**Stated task:** All entries below are to be set down again, identical to the source.

**Listing:**

:::

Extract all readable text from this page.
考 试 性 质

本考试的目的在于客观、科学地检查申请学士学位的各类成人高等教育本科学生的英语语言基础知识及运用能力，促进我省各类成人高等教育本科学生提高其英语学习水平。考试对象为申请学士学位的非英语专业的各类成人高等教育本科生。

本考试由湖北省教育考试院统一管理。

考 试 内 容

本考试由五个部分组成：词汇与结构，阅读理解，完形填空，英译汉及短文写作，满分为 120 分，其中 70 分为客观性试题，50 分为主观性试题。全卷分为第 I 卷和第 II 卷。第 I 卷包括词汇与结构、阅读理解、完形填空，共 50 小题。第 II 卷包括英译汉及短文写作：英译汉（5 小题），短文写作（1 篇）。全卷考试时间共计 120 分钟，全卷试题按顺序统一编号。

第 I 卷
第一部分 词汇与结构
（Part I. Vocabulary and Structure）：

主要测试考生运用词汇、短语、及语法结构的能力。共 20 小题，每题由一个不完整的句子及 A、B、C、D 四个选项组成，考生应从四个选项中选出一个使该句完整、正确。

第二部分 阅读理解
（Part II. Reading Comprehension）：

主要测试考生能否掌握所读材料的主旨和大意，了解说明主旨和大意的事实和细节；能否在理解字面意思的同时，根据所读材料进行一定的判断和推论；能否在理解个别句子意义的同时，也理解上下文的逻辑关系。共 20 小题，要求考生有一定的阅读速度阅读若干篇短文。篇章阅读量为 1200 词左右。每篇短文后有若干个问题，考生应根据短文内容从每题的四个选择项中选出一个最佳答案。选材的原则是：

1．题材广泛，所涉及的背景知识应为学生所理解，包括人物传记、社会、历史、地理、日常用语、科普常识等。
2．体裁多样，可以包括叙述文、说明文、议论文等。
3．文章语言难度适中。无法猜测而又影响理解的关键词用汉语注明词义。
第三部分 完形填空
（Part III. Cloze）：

:::

**In response:**
Extract all readable text from this page.
考 试 性 质

本考试的目的在于客观、科学地检查申请学士学位的各类成人高等教育本科学生的英语语言基础知识及运用能力，促进我省各类成人高等教育本科学生提高其英语学习水平。考试对象为申请学士学位的非英语专业的各类成人高等教育本科生。

本考试由湖北省教育考试院统一管理。

考 试 内 容

本考试由五个部分组成：词汇与结构，阅读理解，完形填空，英译汉及短文写作，满分为 120 分，其中 70 分为客观性试题，50 分为主观性试题。全卷分为第 I 卷和第 II 卷。第 I 卷包括词汇与结构、阅读理解、完形填空，共 50 小题。第 II 卷包括英译汉及短文写作：英译汉（5 小题），短文写作（1 篇）。全卷考试时间共计 120 分钟，全卷试题按顺序统一编号。

第 I 卷
第一部分 词汇与结构
（Part I. Vocabulary and Structure）：

主要测试考生运用词汇、短语、及语法结构的能力。共 20 小题，每题由一个不完整的句子及 A、B、C、D 四个选项组成，考生应从四个选项中选出一个使该句完整、正确。

第二部分 阅读理解
（Part II. Reading Comprehension）：

主要测试考生能否掌握所读材料的主旨和大意，了解说明主旨和大意的事实和细节；能否在理解字面意思的同时，根据所读材料进行一定的判断和推论；能否在理解个别句子意义的同时，也理解上下文的逻辑关系。共 20 小题，要求考生有一定的阅读速度阅读若干篇短文。篇章阅读量为 1200 词左右。每篇短文后有若干个问题，考生应根据短文内容从每题的四个选择项中选出一个最佳答案。选材的原则是：

1．题材广泛，所涉及的背景知识应为学生所理解，包括人物传记、社会、历史、地理、日常用语、科普常识等。
2．体裁多样，可以包括叙述文、说明文、议论文等。
3．文章语言难度适中。无法猜测而又影响理解的关键词用汉语注明词义。
第三部分 完形填空
（Part III. Cloze）：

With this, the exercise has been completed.